# [SET EXERCISE]
Collect every line below that contains the word "between".

# [GIVEN DATA]
--------------------

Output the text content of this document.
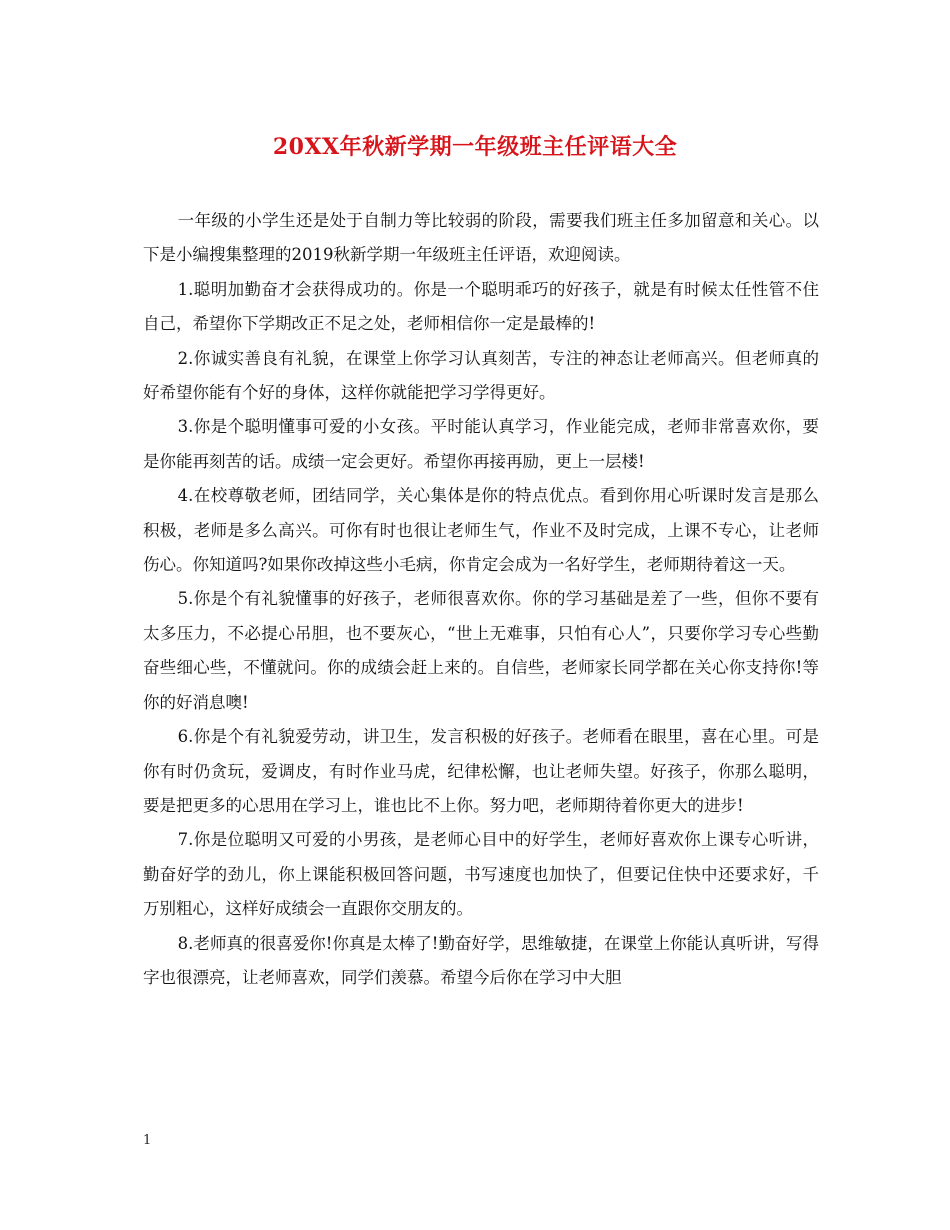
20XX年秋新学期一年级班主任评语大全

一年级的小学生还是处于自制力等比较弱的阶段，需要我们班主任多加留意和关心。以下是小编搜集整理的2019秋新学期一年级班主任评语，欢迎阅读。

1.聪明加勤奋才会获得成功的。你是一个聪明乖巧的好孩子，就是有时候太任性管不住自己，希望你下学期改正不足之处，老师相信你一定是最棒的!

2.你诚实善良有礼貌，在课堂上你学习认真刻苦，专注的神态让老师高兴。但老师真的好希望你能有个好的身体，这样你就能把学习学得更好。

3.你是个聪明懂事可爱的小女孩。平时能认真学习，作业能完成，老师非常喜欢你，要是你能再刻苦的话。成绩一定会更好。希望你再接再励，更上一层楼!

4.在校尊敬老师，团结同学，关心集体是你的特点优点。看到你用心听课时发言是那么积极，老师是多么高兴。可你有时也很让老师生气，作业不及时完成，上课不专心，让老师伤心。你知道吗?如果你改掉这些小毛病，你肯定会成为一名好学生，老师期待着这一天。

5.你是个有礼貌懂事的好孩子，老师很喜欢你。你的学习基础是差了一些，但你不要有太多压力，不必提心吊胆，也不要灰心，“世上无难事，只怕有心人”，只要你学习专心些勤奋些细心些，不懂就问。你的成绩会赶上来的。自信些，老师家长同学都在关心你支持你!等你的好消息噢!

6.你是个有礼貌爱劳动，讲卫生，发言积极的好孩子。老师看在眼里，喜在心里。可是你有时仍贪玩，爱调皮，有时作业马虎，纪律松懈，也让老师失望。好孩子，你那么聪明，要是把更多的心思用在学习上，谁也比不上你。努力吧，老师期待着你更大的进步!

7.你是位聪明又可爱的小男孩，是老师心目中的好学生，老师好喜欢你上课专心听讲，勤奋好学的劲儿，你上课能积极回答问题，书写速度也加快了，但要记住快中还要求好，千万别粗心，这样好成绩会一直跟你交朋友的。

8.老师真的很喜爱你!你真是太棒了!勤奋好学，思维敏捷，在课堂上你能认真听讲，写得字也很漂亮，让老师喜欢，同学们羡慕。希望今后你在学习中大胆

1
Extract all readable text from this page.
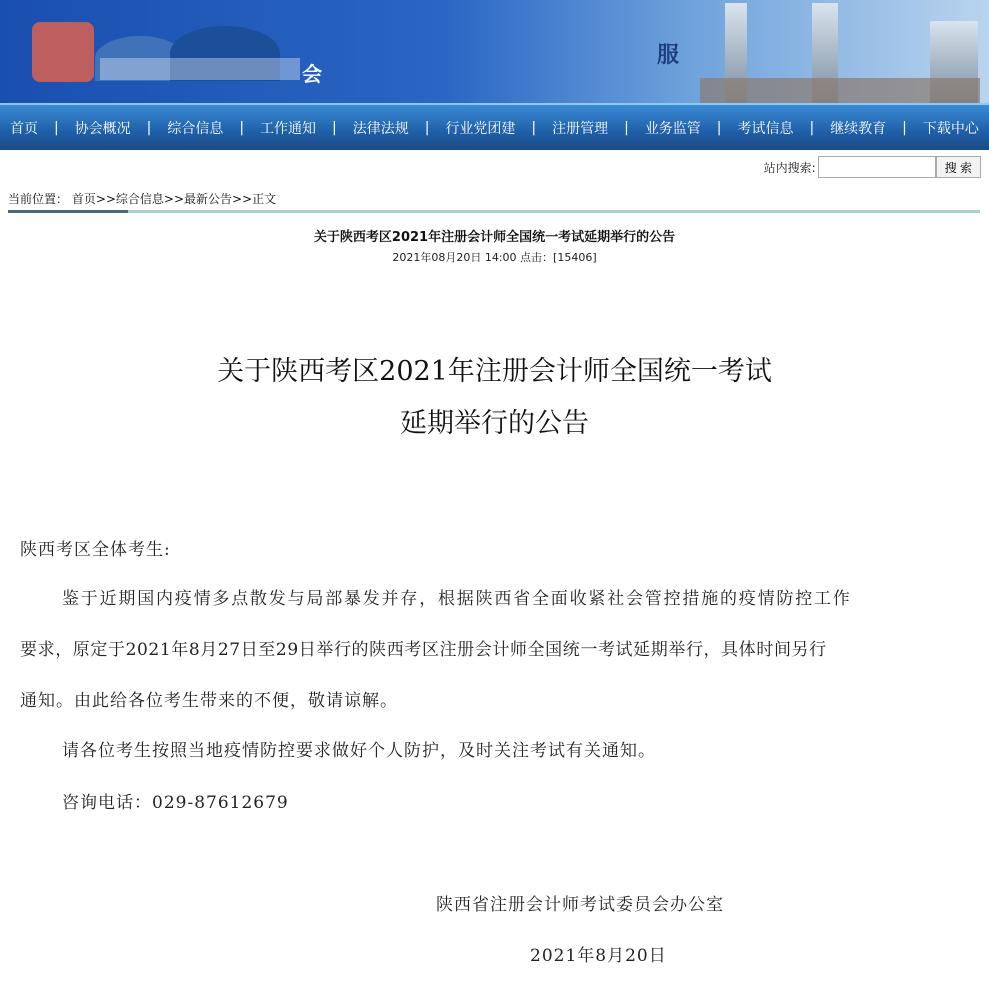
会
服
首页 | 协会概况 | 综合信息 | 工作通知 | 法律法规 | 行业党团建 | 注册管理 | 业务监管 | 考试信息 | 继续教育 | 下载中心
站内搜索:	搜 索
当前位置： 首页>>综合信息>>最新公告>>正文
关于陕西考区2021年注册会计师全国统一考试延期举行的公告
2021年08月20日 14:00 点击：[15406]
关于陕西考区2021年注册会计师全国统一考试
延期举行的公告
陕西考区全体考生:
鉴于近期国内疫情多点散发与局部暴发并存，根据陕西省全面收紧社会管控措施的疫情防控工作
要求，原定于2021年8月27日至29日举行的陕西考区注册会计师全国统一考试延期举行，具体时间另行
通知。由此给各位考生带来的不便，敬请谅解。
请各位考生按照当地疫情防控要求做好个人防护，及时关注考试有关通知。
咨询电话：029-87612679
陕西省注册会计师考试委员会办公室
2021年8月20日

--------------------

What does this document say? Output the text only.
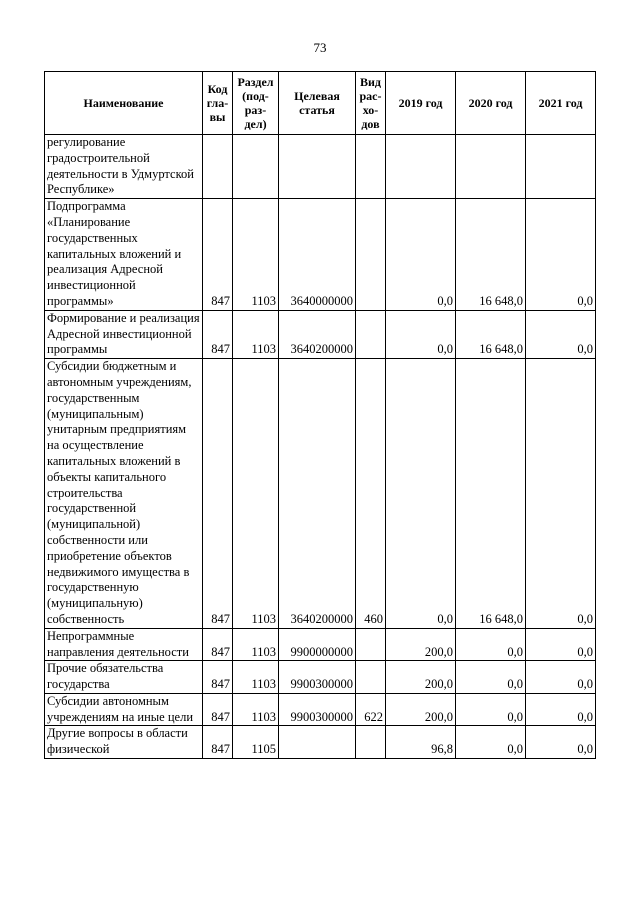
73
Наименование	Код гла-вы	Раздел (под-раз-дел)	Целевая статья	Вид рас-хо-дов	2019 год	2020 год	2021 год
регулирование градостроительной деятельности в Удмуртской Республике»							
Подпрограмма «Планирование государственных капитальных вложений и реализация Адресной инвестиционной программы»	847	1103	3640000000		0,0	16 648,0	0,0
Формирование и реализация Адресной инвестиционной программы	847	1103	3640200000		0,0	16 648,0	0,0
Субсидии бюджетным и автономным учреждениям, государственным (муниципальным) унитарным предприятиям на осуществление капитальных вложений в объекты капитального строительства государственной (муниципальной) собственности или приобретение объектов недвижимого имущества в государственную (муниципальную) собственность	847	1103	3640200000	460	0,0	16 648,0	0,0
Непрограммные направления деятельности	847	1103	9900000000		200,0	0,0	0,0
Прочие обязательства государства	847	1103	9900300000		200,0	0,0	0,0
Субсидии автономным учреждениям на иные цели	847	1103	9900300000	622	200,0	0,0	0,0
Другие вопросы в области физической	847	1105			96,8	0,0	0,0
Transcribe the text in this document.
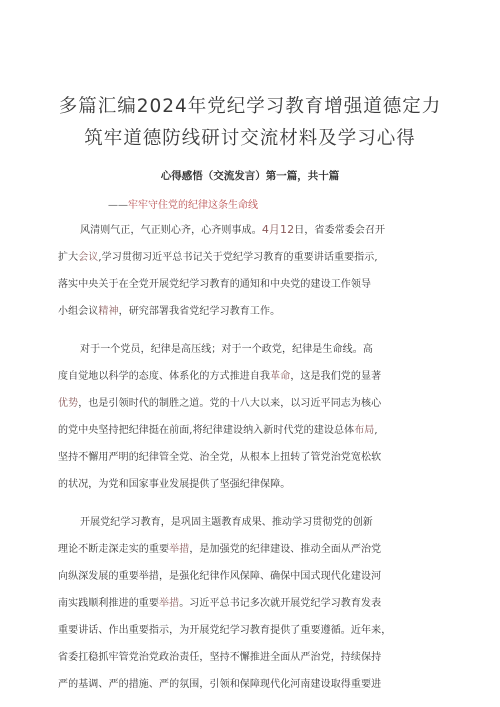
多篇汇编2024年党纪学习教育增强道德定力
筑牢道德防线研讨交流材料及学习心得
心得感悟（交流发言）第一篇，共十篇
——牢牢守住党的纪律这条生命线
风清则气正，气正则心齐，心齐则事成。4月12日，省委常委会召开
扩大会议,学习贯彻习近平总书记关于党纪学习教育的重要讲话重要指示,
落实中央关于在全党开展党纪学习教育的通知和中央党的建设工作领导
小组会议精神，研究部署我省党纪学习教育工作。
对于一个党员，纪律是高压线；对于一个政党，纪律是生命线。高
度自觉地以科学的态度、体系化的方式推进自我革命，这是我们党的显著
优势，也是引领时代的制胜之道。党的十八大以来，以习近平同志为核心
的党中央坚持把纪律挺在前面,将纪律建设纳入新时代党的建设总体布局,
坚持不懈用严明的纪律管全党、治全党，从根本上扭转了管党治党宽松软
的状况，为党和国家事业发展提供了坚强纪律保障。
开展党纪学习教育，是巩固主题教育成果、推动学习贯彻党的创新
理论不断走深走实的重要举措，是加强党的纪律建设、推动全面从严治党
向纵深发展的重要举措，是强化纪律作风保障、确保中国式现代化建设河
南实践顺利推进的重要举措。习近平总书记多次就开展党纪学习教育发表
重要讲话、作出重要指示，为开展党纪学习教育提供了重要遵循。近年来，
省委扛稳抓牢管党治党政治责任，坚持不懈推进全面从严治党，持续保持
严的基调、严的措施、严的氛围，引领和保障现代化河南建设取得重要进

--------------------

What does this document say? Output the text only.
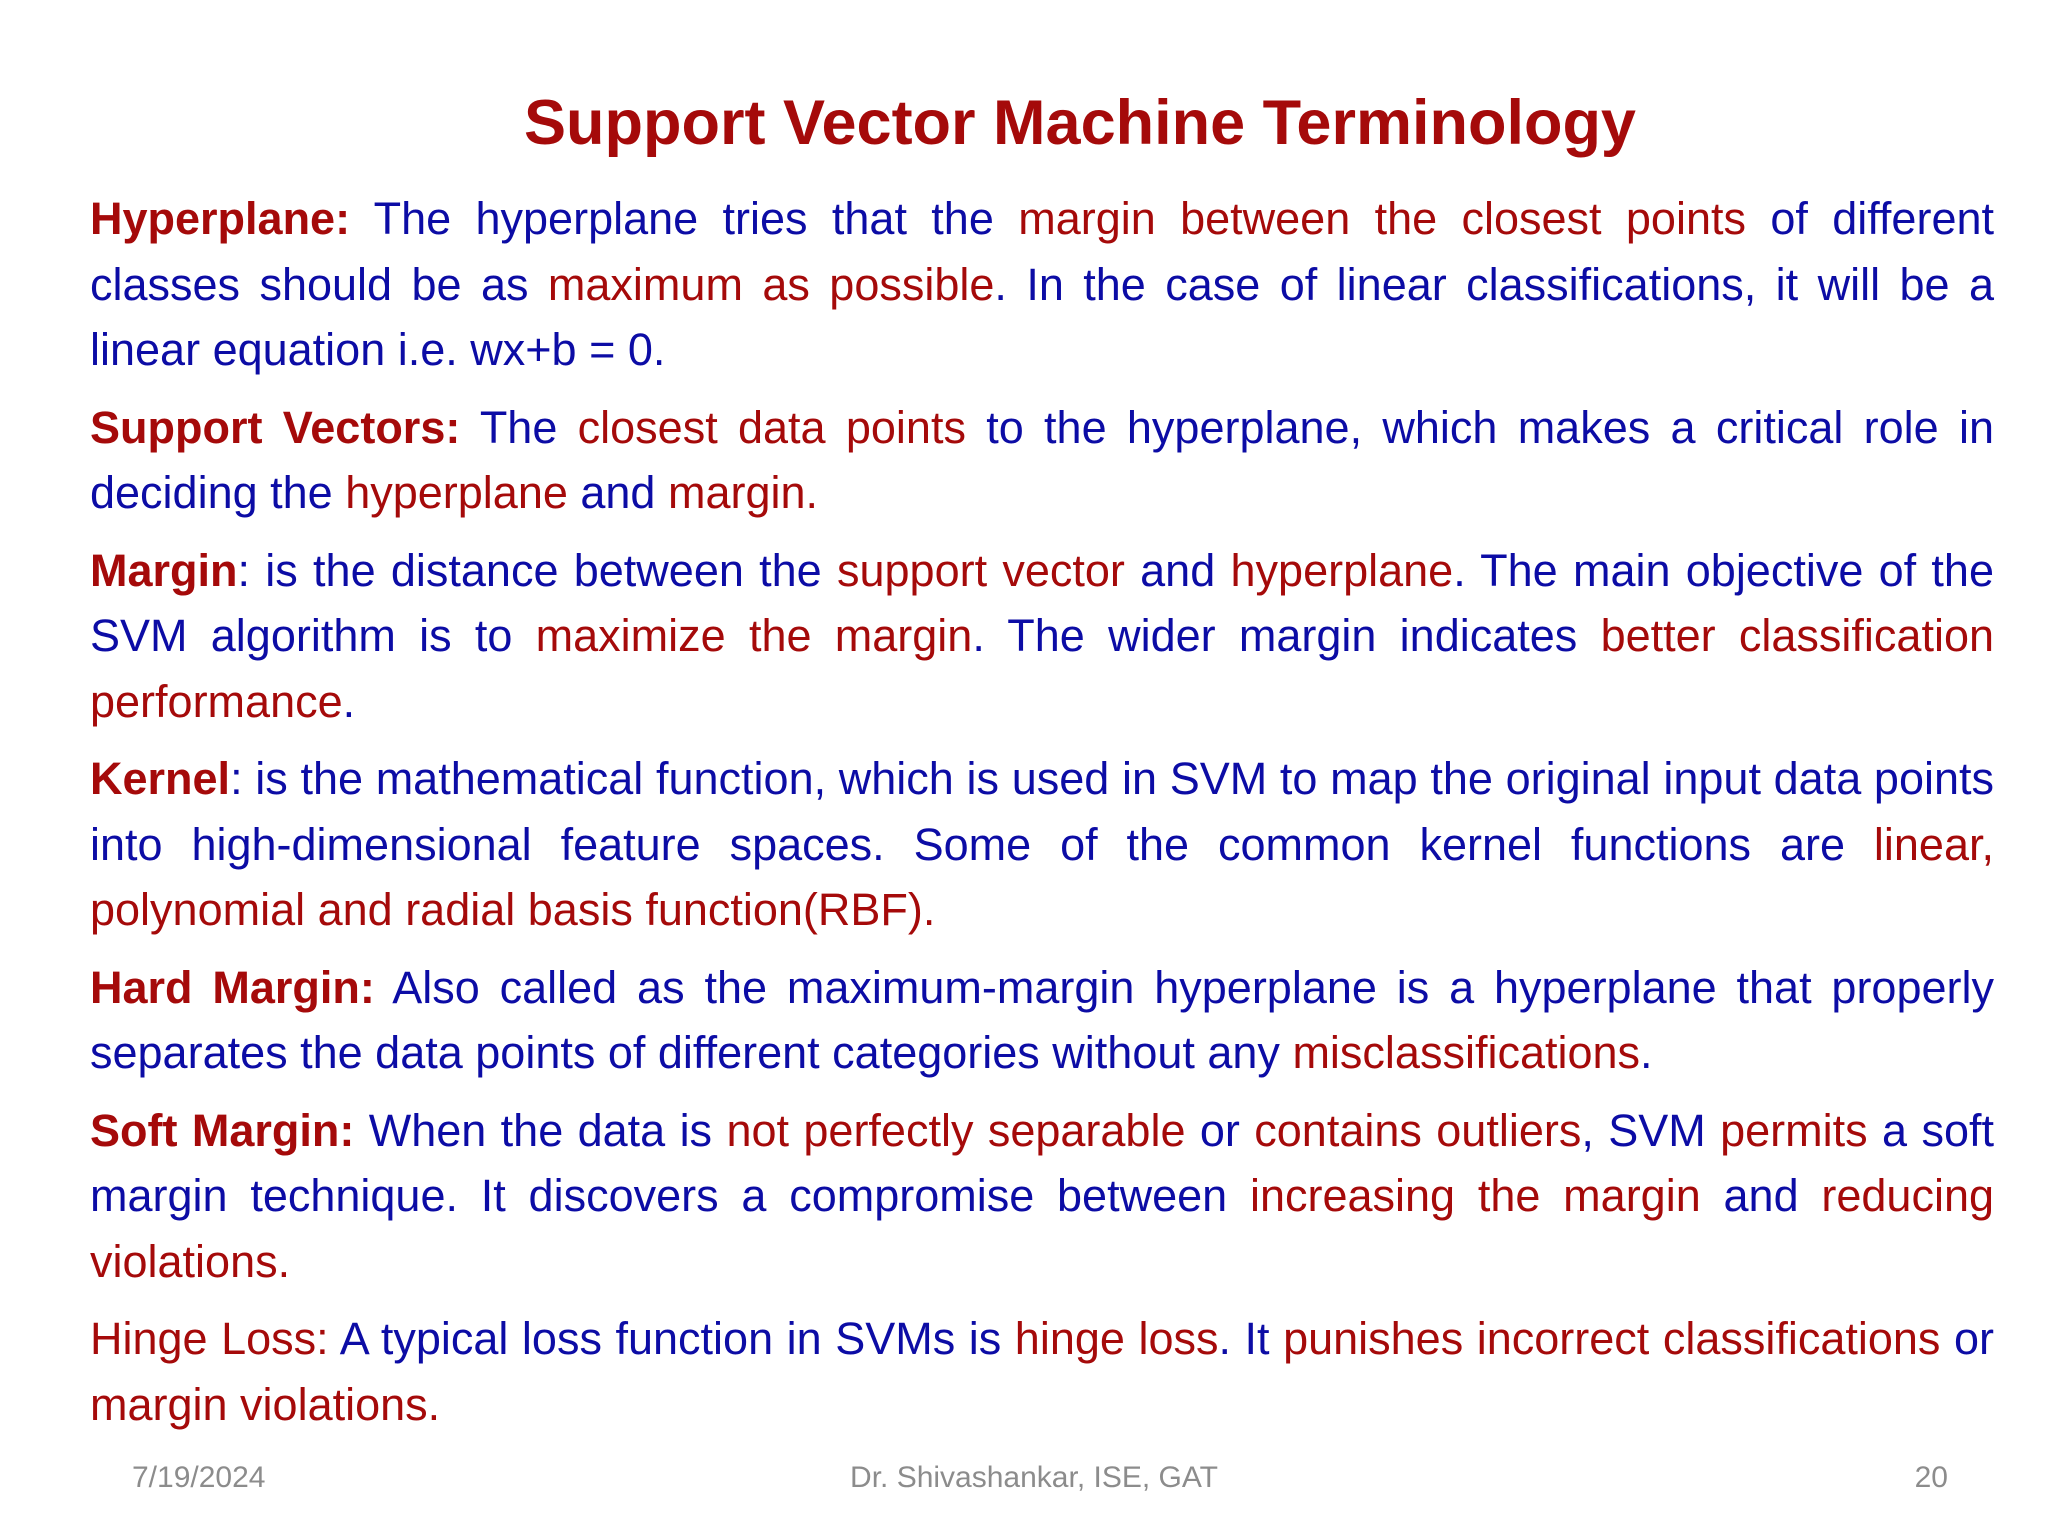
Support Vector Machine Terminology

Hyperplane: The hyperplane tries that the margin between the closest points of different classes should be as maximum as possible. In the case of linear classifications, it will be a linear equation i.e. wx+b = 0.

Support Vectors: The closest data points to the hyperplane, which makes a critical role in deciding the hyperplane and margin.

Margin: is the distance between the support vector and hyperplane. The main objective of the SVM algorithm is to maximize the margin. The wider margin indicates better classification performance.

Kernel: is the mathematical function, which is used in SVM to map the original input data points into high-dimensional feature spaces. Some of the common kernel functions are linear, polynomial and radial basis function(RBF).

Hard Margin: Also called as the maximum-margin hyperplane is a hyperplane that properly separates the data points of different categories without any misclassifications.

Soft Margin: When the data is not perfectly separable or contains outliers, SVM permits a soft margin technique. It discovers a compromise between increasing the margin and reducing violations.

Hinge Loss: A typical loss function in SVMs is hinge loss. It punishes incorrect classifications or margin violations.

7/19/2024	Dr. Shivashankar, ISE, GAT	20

--------------------

# [RESPONSE FOR THIS EXERCISE]
Hyperplane: The hyperplane tries that the margin between the closest points of different classes should be as maximum as possible. In the case of linear classifications, it will be a linear equation i.e. wx+b = 0.
Margin: is the distance between the support vector and hyperplane. The main objective of the SVM algorithm is to maximize the margin. The wider margin indicates better classification performance.
Soft Margin: When the data is not perfectly separable or contains outliers, SVM permits a soft margin technique. It discovers a compromise between increasing the margin and reducing violations.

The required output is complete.